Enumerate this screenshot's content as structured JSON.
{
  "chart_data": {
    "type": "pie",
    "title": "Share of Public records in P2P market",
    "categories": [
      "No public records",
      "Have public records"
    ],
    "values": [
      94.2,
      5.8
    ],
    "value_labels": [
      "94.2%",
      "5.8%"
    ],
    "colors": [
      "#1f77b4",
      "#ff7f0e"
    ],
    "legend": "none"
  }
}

________________

→ EXERCISE DIRECTIONS
Restate every record exactly, leaving nothing out.

→ FINAL RESULT
Enumerate this screenshot's content as structured JSON.
{
  "chart_data": {
    "type": "pie",
    "title": "Share of Public records in P2P market",
    "categories": [
      "No public records",
      "Have public records"
    ],
    "values": [
      94.2,
      5.8
    ],
    "value_labels": [
      "94.2%",
      "5.8%"
    ],
    "colors": [
      "#1f77b4",
      "#ff7f0e"
    ],
    "legend": "none"
  }
}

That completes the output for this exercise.